Task objective
Write out everything from the line that contains "Patent image size: (1246, 994)." down to the line that contains "The building 24 is at (1124, 262).", swapping "schematic diagram" for "simple drawing" and leaving the rest as it is. Give only those lines.

Data for this task

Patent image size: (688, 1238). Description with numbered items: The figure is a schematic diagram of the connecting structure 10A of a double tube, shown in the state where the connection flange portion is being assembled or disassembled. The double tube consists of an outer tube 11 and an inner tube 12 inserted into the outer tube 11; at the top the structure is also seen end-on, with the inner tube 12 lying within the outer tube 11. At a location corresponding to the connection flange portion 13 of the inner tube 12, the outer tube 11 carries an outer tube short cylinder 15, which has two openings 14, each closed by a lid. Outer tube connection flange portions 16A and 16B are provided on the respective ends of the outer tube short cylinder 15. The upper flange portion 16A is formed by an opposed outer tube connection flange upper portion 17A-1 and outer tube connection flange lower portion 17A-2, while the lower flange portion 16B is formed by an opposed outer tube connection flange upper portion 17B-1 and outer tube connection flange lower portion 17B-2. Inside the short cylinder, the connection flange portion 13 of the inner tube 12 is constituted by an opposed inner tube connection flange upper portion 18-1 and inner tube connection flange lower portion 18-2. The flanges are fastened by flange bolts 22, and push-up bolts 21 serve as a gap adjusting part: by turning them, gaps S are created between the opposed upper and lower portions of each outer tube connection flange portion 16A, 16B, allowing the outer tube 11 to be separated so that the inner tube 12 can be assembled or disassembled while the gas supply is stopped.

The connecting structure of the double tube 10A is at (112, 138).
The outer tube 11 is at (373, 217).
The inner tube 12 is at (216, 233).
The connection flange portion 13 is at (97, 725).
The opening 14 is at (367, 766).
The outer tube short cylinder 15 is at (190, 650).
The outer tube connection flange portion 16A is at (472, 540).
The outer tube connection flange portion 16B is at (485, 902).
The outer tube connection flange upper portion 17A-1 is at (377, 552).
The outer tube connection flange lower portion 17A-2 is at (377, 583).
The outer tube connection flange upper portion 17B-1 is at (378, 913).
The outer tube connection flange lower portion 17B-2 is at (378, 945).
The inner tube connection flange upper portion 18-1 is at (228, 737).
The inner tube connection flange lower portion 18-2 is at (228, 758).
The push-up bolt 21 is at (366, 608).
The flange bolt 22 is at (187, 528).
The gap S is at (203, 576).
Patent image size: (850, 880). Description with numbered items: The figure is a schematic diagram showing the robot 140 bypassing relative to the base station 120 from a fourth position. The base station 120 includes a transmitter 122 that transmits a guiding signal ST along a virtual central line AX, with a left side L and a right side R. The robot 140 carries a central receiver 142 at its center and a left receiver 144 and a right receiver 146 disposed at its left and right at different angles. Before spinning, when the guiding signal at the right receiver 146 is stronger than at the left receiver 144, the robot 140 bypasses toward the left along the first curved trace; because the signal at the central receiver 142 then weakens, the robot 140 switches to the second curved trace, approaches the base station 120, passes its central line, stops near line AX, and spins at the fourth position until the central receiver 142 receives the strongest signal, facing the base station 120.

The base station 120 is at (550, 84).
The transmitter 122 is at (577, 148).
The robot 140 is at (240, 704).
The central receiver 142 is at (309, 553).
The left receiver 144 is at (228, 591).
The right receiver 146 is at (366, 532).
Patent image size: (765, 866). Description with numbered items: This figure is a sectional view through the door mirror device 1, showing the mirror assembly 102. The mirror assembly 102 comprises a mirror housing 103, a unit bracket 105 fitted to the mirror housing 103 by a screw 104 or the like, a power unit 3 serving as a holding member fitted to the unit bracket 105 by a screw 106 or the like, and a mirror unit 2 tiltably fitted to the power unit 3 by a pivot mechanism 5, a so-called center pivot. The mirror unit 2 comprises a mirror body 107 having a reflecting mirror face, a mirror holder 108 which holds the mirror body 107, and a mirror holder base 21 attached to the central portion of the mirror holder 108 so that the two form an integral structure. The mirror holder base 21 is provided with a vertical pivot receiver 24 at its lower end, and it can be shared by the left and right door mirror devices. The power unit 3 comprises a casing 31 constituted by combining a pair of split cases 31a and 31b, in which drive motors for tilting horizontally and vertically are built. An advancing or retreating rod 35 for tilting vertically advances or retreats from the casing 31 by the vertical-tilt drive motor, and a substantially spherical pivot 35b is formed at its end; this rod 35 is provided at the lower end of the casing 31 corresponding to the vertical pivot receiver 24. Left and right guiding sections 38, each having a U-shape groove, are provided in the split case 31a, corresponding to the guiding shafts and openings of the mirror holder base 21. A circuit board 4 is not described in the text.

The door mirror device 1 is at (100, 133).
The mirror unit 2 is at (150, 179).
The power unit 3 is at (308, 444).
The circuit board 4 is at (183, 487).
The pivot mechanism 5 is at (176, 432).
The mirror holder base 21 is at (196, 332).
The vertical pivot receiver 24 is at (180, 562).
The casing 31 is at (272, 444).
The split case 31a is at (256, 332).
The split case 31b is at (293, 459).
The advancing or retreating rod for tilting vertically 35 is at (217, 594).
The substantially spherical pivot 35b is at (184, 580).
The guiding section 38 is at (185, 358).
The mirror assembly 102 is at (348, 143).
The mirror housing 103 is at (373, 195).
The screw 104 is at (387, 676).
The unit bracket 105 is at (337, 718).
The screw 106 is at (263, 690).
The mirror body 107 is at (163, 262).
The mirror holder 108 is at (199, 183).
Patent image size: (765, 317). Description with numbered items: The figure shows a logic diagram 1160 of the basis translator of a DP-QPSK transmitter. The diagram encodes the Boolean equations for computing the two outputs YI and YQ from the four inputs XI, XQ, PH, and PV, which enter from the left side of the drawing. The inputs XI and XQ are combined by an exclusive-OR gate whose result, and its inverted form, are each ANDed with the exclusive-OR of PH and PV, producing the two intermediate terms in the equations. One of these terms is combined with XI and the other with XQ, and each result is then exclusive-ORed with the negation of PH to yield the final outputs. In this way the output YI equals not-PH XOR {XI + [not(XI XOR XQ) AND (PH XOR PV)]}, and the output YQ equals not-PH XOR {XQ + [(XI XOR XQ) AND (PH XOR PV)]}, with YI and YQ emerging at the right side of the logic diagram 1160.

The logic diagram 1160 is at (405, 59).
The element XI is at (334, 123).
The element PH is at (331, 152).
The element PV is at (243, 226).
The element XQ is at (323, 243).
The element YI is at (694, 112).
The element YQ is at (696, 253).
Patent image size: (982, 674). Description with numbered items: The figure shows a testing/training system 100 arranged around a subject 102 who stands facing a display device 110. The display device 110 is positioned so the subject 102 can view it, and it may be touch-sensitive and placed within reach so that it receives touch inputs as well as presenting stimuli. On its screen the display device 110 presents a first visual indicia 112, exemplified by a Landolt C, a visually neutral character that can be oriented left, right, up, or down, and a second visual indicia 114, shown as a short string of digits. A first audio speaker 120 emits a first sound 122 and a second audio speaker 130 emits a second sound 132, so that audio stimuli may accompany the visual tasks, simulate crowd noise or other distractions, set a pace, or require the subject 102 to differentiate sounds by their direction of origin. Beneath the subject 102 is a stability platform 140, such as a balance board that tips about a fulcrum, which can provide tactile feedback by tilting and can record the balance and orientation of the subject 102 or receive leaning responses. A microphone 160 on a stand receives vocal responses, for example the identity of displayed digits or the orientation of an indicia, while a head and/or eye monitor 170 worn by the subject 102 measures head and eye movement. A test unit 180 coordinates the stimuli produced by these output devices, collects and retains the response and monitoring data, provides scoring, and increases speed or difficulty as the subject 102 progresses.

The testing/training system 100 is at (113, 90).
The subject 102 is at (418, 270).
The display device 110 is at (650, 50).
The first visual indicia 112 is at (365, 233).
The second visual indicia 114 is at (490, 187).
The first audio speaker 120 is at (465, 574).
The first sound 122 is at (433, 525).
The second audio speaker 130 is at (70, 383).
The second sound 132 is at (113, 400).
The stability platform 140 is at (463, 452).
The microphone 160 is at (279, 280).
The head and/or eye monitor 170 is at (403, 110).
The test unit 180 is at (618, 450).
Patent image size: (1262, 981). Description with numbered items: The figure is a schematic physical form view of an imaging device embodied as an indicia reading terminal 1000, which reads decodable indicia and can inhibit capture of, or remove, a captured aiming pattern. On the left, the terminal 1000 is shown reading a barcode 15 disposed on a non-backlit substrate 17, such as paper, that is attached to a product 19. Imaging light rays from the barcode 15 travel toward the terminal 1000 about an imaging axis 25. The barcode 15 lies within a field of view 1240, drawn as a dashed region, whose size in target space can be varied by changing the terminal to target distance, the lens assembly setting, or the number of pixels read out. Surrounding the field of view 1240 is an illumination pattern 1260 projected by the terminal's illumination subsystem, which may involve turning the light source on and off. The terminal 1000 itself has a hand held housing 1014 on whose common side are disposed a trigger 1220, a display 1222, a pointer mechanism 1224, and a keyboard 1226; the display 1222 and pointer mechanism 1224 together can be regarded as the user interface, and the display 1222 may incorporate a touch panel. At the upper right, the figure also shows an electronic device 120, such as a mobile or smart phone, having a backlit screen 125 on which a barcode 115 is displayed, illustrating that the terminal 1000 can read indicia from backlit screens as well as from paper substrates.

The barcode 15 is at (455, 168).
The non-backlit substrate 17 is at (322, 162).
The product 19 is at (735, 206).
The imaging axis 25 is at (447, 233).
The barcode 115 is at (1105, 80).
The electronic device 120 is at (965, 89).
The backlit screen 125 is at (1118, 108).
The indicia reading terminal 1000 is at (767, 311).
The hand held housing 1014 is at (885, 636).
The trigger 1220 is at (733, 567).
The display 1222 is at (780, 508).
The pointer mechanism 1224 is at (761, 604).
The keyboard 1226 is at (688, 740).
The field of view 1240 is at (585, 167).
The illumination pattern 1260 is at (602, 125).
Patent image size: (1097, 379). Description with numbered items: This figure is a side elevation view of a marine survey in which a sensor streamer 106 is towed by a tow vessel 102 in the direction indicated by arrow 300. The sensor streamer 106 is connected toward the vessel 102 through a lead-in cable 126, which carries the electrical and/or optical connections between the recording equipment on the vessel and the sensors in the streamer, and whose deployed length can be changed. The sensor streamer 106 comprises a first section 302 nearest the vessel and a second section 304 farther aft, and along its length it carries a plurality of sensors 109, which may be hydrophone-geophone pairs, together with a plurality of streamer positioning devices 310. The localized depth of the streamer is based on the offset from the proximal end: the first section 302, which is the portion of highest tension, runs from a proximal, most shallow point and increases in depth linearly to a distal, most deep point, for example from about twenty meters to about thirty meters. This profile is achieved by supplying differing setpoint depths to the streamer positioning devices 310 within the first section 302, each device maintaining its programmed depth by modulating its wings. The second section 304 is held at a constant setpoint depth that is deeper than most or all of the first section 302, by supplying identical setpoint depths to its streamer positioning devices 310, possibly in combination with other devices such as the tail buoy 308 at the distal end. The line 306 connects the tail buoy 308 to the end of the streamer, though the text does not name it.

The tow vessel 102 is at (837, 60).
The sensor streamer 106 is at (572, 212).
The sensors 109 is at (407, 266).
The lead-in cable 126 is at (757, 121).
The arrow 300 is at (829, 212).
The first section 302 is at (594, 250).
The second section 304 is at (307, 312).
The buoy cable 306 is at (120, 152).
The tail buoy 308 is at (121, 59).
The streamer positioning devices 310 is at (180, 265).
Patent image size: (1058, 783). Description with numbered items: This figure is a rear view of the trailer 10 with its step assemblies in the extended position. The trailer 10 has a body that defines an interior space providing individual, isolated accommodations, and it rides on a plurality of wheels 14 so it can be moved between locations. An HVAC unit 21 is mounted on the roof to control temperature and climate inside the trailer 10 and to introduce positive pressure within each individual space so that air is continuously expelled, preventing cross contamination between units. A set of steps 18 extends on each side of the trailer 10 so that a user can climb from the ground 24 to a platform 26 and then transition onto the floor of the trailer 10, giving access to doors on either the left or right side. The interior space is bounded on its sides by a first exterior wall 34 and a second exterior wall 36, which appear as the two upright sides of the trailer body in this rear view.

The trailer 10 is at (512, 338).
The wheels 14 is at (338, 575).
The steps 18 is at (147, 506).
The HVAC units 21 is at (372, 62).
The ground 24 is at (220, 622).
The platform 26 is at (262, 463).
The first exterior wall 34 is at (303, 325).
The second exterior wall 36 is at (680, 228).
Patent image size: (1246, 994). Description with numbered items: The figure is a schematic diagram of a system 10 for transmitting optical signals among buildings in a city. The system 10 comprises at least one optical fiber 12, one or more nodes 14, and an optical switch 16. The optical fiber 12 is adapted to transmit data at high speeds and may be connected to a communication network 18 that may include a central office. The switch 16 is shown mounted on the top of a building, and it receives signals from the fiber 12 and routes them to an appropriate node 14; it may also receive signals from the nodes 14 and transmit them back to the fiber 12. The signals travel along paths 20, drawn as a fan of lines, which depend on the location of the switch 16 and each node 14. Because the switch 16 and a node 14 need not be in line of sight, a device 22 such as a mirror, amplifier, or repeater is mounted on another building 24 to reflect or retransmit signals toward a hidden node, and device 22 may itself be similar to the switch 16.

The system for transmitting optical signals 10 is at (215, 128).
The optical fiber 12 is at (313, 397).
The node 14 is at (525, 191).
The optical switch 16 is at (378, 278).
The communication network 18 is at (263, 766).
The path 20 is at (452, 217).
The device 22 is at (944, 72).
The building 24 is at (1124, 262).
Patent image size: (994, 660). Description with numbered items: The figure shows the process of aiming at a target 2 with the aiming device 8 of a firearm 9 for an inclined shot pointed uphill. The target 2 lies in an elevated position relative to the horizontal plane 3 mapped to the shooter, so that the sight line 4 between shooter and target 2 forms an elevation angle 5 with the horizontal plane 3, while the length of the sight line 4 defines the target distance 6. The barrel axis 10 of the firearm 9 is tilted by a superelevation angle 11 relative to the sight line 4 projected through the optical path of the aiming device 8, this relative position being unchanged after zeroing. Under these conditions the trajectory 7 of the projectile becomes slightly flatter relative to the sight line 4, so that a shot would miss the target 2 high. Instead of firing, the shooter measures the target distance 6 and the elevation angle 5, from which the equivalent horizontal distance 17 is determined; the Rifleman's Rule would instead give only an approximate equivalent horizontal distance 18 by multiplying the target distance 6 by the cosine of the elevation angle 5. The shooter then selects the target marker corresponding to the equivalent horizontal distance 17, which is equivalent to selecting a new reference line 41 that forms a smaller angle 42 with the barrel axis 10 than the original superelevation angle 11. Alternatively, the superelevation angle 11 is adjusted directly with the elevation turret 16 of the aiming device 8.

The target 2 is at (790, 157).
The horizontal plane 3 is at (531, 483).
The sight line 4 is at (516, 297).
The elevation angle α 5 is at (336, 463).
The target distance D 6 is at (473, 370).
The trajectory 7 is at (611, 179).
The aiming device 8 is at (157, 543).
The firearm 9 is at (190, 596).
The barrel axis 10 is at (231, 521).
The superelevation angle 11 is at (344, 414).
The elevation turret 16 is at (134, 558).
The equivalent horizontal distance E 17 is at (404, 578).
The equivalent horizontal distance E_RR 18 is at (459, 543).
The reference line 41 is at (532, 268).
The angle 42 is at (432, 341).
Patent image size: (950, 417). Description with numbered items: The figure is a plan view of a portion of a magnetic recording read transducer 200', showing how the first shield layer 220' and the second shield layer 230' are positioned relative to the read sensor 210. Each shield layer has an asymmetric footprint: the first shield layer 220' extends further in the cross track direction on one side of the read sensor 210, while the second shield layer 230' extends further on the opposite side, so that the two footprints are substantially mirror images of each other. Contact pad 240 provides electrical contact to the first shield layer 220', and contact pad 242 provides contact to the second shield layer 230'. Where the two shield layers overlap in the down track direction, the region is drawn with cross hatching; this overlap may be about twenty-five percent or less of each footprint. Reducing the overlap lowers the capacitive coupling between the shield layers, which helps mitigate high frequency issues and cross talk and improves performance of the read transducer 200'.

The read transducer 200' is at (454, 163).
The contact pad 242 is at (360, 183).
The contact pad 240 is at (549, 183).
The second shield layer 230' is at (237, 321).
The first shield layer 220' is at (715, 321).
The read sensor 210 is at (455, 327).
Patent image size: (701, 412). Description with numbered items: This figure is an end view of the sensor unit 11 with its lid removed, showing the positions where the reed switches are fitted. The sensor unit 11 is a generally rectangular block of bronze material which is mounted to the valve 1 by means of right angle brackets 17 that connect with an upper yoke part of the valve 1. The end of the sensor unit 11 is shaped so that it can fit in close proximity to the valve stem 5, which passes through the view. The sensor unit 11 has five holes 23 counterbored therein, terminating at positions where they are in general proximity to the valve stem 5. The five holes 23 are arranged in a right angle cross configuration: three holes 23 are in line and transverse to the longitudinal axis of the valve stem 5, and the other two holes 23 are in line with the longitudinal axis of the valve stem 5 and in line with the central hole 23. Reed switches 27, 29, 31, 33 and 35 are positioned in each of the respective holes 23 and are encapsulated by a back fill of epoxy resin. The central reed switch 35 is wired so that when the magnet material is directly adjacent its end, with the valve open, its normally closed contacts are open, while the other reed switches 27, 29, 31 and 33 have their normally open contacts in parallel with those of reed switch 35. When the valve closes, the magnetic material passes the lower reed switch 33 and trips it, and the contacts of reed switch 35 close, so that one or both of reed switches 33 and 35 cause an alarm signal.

Exercise response
Patent image size: (1246, 994). Description with numbered items: The figure is a simple drawing of a system 10 for transmitting optical signals among buildings in a city. The system 10 comprises at least one optical fiber 12, one or more nodes 14, and an optical switch 16. The optical fiber 12 is adapted to transmit data at high speeds and may be connected to a communication network 18 that may include a central office. The switch 16 is shown mounted on the top of a building, and it receives signals from the fiber 12 and routes them to an appropriate node 14; it may also receive signals from the nodes 14 and transmit them back to the fiber 12. The signals travel along paths 20, drawn as a fan of lines, which depend on the location of the switch 16 and each node 14. Because the switch 16 and a node 14 need not be in line of sight, a device 22 such as a mirror, amplifier, or repeater is mounted on another building 24 to reflect or retransmit signals toward a hidden node, and device 22 may itself be similar to the switch 16.

The system for transmitting optical signals 10 is at (215, 128).
The optical fiber 12 is at (313, 397).
The node 14 is at (525, 191).
The optical switch 16 is at (378, 278).
The communication network 18 is at (263, 766).
The path 20 is at (452, 217).
The device 22 is at (944, 72).
The building 24 is at (1124, 262).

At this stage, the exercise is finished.